Where the string "document" occurs in the material below, report the whole line.
* * * * *
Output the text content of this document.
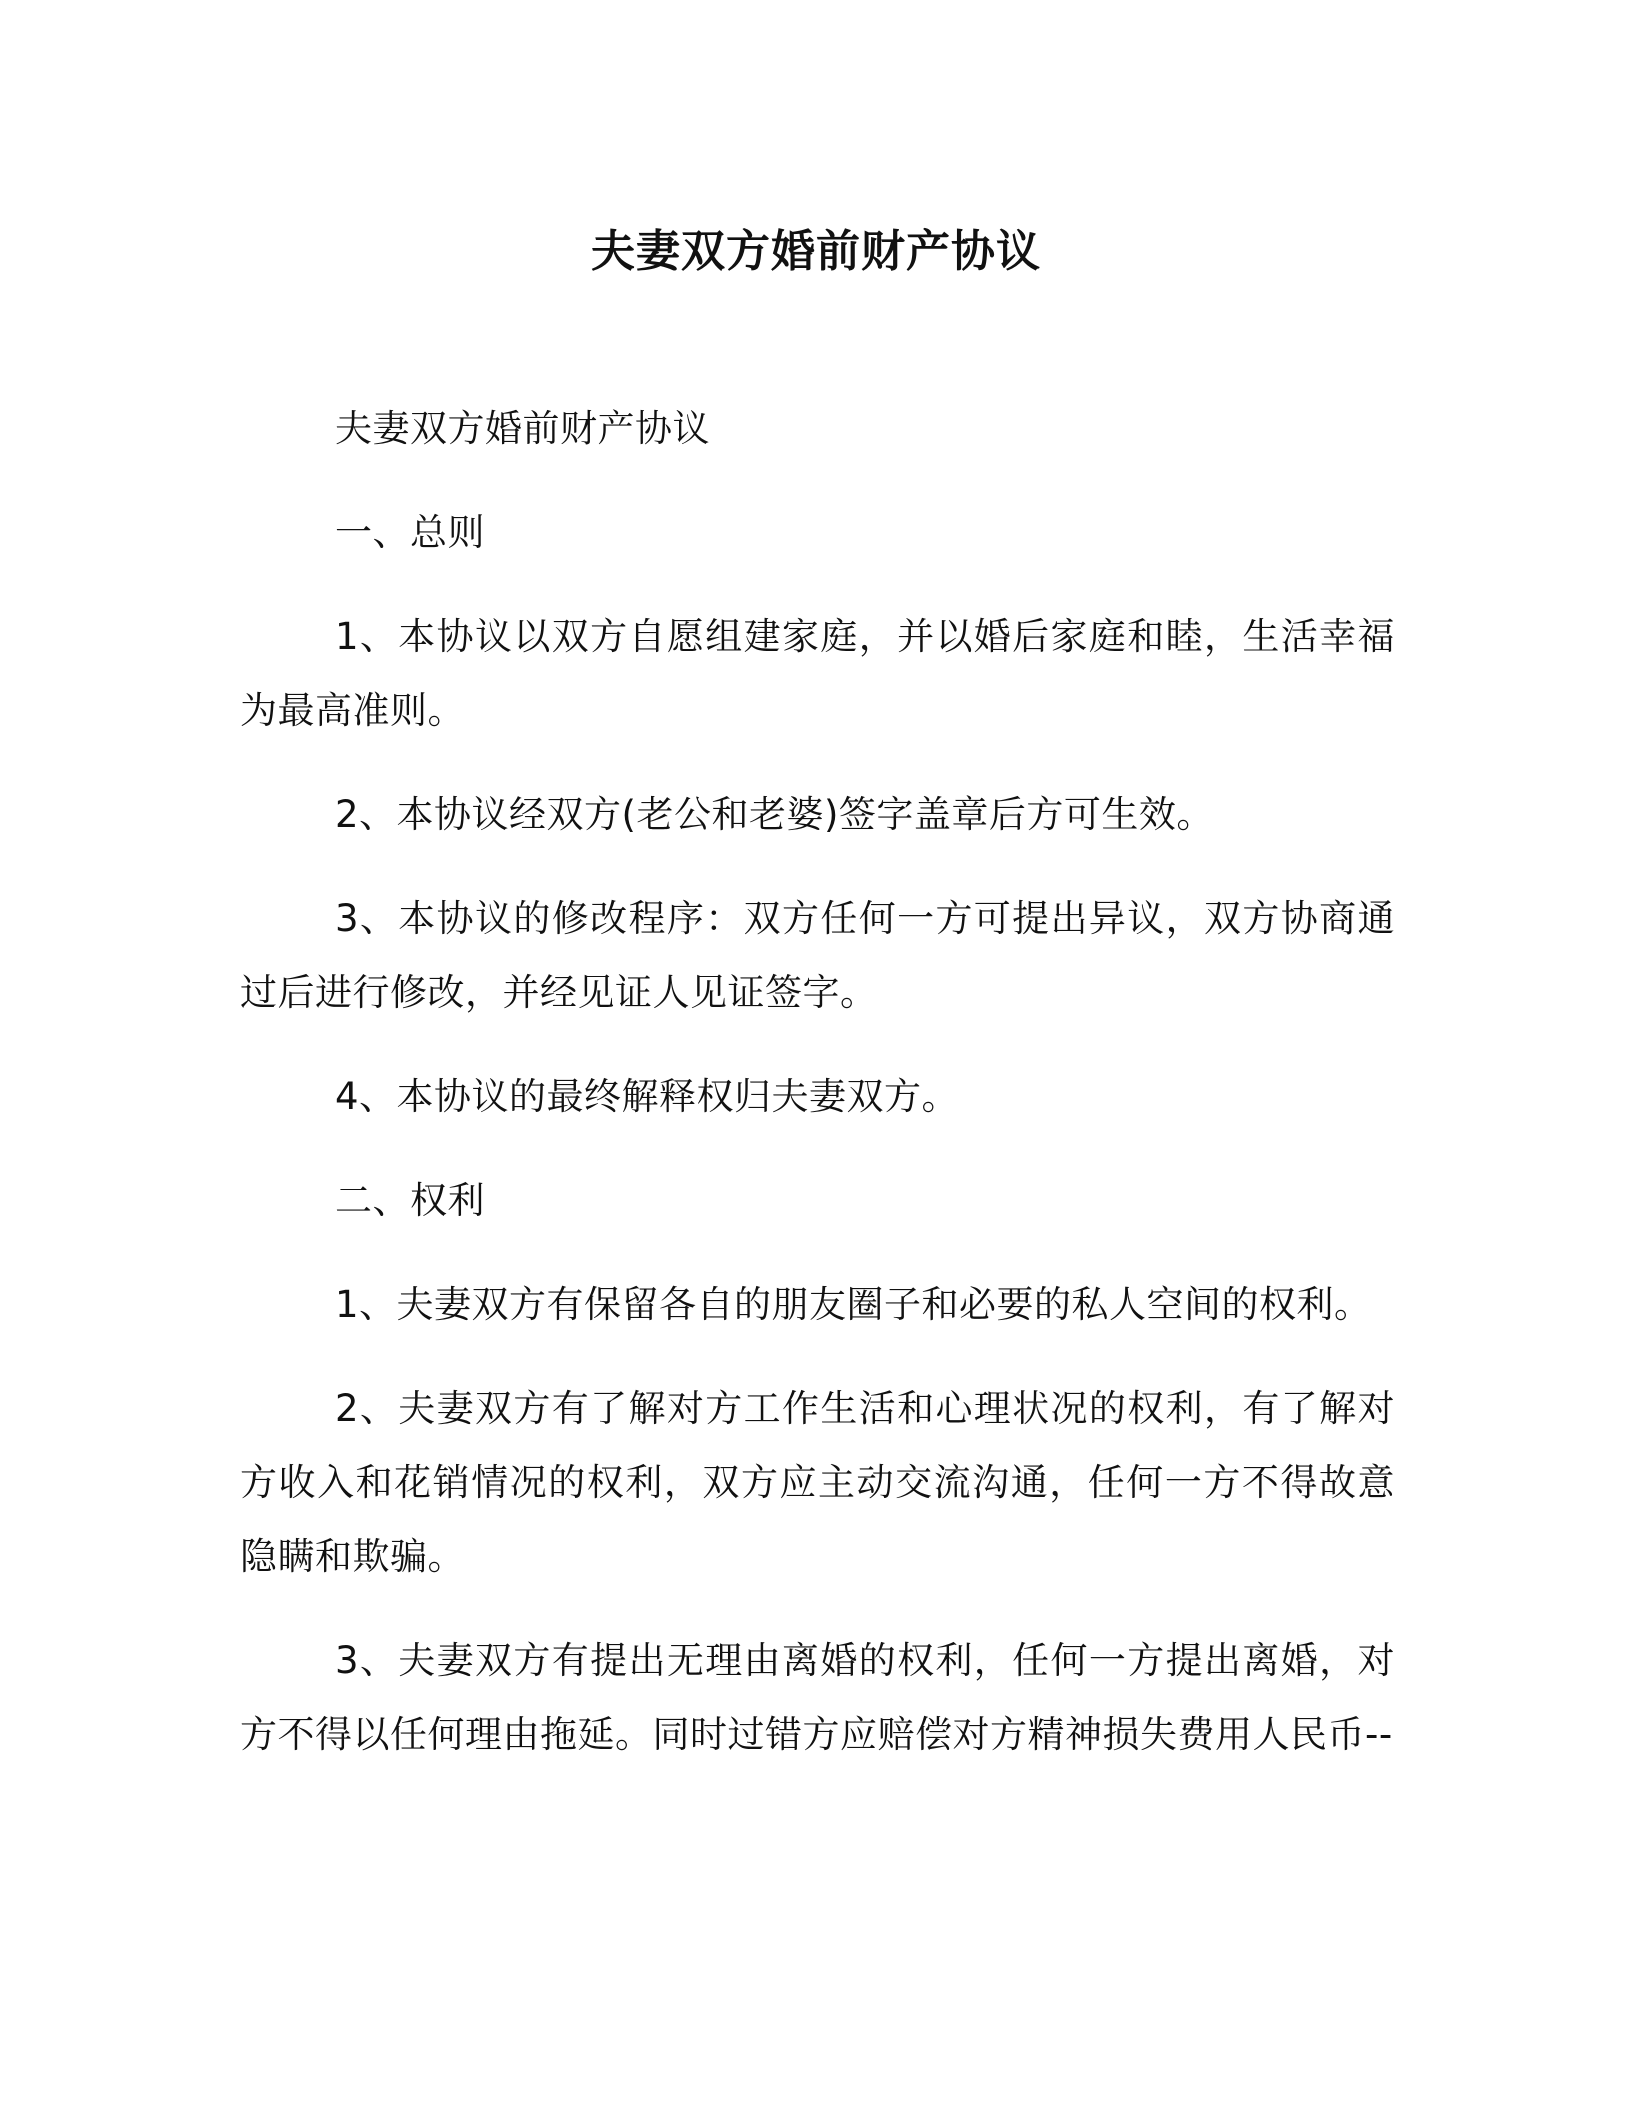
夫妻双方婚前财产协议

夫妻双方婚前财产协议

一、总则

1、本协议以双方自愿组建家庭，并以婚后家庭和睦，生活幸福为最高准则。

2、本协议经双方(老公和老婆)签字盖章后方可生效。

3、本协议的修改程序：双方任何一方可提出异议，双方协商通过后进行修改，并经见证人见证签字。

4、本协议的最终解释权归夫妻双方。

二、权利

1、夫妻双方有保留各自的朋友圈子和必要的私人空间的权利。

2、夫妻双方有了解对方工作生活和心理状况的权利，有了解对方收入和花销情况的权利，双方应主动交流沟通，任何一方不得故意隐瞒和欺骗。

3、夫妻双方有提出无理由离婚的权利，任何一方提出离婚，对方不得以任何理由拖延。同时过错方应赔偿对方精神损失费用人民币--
* * * * *
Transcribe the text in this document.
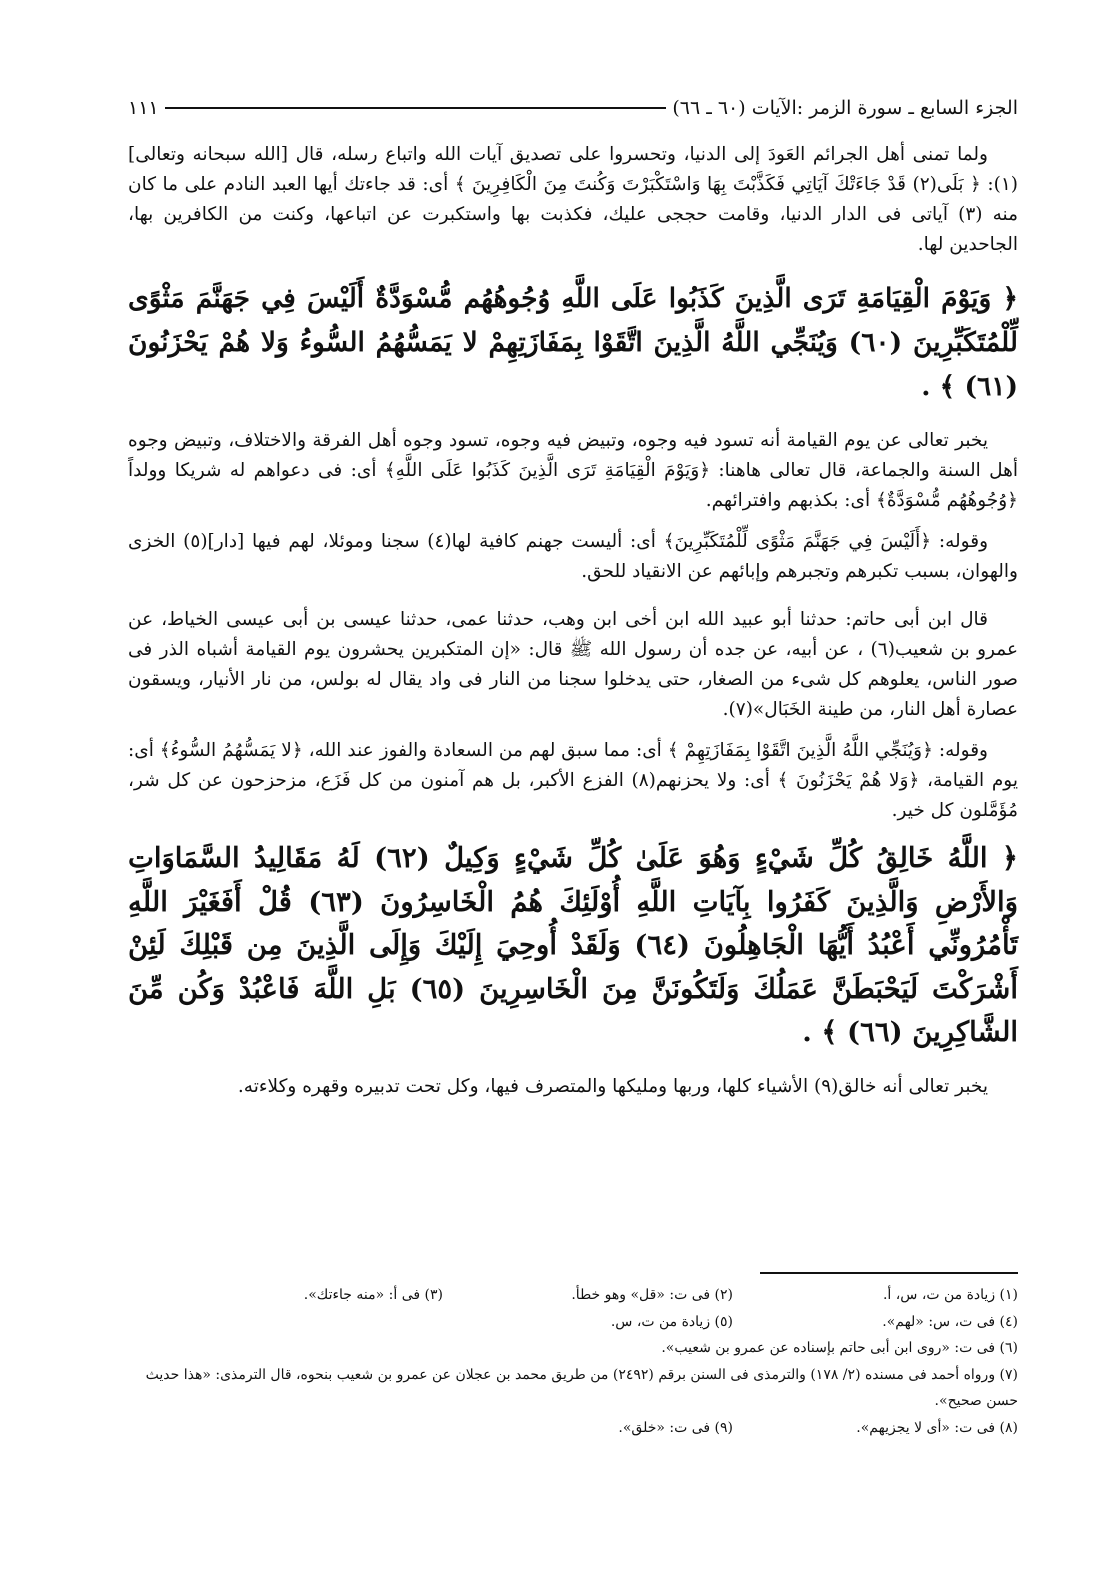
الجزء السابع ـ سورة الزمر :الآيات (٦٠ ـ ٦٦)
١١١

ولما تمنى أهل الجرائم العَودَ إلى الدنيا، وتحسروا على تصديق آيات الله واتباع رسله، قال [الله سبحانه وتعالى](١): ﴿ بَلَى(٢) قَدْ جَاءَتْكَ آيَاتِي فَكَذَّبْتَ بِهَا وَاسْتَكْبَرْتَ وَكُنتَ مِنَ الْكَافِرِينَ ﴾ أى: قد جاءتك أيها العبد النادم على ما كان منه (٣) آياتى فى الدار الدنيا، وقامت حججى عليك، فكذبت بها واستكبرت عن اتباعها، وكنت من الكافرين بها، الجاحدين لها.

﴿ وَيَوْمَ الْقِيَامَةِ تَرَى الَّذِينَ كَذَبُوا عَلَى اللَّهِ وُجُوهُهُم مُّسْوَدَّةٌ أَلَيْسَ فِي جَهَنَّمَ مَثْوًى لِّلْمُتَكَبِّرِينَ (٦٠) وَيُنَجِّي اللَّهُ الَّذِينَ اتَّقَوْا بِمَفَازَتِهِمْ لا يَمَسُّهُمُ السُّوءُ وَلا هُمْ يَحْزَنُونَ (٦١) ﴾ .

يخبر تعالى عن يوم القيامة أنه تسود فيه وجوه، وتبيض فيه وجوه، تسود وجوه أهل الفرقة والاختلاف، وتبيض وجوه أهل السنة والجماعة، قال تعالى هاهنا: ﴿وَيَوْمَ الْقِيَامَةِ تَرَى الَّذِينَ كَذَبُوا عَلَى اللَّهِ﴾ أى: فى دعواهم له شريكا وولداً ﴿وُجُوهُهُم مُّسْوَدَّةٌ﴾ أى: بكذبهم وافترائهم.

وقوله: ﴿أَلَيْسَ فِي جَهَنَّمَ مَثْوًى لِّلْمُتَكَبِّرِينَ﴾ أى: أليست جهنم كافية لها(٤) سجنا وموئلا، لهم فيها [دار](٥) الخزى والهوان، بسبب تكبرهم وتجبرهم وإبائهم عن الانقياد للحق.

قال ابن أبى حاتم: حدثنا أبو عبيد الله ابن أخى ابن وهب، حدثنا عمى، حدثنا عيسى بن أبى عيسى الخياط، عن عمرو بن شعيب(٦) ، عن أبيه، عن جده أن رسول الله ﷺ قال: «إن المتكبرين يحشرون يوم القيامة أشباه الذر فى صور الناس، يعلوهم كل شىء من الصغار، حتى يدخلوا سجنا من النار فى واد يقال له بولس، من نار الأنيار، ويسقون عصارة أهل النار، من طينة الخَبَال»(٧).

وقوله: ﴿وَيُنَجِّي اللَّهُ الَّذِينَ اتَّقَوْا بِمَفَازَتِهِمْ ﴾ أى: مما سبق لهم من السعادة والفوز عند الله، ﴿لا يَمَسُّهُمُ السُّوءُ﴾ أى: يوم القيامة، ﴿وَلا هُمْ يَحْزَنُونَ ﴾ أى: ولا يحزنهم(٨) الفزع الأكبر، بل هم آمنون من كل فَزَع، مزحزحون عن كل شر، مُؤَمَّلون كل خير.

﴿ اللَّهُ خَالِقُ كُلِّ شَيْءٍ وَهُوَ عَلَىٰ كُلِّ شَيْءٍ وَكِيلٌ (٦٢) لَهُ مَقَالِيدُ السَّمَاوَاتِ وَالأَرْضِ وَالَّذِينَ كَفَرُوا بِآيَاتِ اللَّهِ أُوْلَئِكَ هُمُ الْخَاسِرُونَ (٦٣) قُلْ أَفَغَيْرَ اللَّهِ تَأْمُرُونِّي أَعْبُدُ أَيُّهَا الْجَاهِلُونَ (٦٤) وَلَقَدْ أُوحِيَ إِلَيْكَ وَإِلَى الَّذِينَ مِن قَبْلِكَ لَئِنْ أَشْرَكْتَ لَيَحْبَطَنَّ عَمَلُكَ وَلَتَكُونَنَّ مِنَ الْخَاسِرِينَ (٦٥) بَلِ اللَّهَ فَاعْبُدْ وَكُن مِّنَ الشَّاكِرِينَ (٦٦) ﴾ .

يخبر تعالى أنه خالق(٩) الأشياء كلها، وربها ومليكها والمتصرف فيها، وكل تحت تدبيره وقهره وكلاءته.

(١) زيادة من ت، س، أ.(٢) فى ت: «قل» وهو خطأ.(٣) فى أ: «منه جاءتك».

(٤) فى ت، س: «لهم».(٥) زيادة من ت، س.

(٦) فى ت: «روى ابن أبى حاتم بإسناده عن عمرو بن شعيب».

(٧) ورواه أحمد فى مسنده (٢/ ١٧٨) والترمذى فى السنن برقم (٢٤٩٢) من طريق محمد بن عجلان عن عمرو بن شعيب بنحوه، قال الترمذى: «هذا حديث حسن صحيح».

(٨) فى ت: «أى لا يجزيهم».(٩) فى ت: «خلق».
* * * * *
## Answer
Output the text content of this document.
Transcribe the text in this document.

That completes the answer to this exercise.